WHAT THE TASK REQUIRES: The listing beneath should be written out in full, exactly as shown.

==== MATERIAL PROVIDED

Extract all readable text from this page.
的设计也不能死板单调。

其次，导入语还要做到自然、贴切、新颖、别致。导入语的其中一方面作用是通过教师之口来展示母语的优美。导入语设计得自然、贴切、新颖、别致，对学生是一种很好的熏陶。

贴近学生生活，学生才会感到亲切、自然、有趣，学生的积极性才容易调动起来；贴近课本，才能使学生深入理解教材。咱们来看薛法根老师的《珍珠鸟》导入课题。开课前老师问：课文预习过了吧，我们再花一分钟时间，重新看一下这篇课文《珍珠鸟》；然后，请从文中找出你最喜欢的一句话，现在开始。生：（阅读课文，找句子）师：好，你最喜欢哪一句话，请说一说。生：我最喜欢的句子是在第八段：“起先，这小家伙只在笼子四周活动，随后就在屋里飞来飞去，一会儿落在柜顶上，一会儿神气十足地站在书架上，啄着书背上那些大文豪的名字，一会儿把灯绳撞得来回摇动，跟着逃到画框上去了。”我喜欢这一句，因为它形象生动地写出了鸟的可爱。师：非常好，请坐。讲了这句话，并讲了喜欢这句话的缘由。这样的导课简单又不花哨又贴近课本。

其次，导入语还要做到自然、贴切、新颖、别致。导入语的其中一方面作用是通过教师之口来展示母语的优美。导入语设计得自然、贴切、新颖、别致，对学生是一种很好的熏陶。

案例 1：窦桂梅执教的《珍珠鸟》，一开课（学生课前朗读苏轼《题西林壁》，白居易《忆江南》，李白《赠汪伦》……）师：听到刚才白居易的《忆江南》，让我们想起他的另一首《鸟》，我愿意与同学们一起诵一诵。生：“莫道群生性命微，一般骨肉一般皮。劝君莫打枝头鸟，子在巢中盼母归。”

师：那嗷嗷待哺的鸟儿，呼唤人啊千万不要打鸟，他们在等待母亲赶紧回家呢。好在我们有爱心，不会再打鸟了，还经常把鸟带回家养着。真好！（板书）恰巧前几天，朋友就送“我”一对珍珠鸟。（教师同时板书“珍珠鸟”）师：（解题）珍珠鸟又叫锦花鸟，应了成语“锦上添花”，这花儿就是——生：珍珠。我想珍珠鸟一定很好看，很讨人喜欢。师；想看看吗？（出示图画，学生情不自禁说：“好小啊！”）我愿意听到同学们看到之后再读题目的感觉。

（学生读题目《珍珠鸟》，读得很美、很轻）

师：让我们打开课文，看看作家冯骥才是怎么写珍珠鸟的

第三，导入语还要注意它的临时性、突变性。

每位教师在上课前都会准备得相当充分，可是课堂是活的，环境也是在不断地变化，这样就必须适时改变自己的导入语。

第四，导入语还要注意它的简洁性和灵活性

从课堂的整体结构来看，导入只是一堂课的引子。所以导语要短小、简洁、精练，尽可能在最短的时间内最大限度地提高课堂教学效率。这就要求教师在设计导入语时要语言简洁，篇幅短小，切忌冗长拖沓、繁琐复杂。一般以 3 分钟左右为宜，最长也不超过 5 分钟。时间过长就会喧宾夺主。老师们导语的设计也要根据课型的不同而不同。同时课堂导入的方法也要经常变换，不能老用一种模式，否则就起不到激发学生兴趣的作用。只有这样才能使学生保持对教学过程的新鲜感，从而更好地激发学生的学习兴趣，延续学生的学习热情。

========

RESULT OF THIS EXERCISE:
Extract all readable text from this page.
的设计也不能死板单调。

其次，导入语还要做到自然、贴切、新颖、别致。导入语的其中一方面作用是通过教师之口来展示母语的优美。导入语设计得自然、贴切、新颖、别致，对学生是一种很好的熏陶。

贴近学生生活，学生才会感到亲切、自然、有趣，学生的积极性才容易调动起来；贴近课本，才能使学生深入理解教材。咱们来看薛法根老师的《珍珠鸟》导入课题。开课前老师问：课文预习过了吧，我们再花一分钟时间，重新看一下这篇课文《珍珠鸟》；然后，请从文中找出你最喜欢的一句话，现在开始。生：（阅读课文，找句子）师：好，你最喜欢哪一句话，请说一说。生：我最喜欢的句子是在第八段：“起先，这小家伙只在笼子四周活动，随后就在屋里飞来飞去，一会儿落在柜顶上，一会儿神气十足地站在书架上，啄着书背上那些大文豪的名字，一会儿把灯绳撞得来回摇动，跟着逃到画框上去了。”我喜欢这一句，因为它形象生动地写出了鸟的可爱。师：非常好，请坐。讲了这句话，并讲了喜欢这句话的缘由。这样的导课简单又不花哨又贴近课本。

其次，导入语还要做到自然、贴切、新颖、别致。导入语的其中一方面作用是通过教师之口来展示母语的优美。导入语设计得自然、贴切、新颖、别致，对学生是一种很好的熏陶。

案例 1：窦桂梅执教的《珍珠鸟》，一开课（学生课前朗读苏轼《题西林壁》，白居易《忆江南》，李白《赠汪伦》……）师：听到刚才白居易的《忆江南》，让我们想起他的另一首《鸟》，我愿意与同学们一起诵一诵。生：“莫道群生性命微，一般骨肉一般皮。劝君莫打枝头鸟，子在巢中盼母归。”

师：那嗷嗷待哺的鸟儿，呼唤人啊千万不要打鸟，他们在等待母亲赶紧回家呢。好在我们有爱心，不会再打鸟了，还经常把鸟带回家养着。真好！（板书）恰巧前几天，朋友就送“我”一对珍珠鸟。（教师同时板书“珍珠鸟”）师：（解题）珍珠鸟又叫锦花鸟，应了成语“锦上添花”，这花儿就是——生：珍珠。我想珍珠鸟一定很好看，很讨人喜欢。师；想看看吗？（出示图画，学生情不自禁说：“好小啊！”）我愿意听到同学们看到之后再读题目的感觉。

（学生读题目《珍珠鸟》，读得很美、很轻）

师：让我们打开课文，看看作家冯骥才是怎么写珍珠鸟的

第三，导入语还要注意它的临时性、突变性。

每位教师在上课前都会准备得相当充分，可是课堂是活的，环境也是在不断地变化，这样就必须适时改变自己的导入语。

第四，导入语还要注意它的简洁性和灵活性

从课堂的整体结构来看，导入只是一堂课的引子。所以导语要短小、简洁、精练，尽可能在最短的时间内最大限度地提高课堂教学效率。这就要求教师在设计导入语时要语言简洁，篇幅短小，切忌冗长拖沓、繁琐复杂。一般以 3 分钟左右为宜，最长也不超过 5 分钟。时间过长就会喧宾夺主。老师们导语的设计也要根据课型的不同而不同。同时课堂导入的方法也要经常变换，不能老用一种模式，否则就起不到激发学生兴趣的作用。只有这样才能使学生保持对教学过程的新鲜感，从而更好地激发学生的学习兴趣，延续学生的学习热情。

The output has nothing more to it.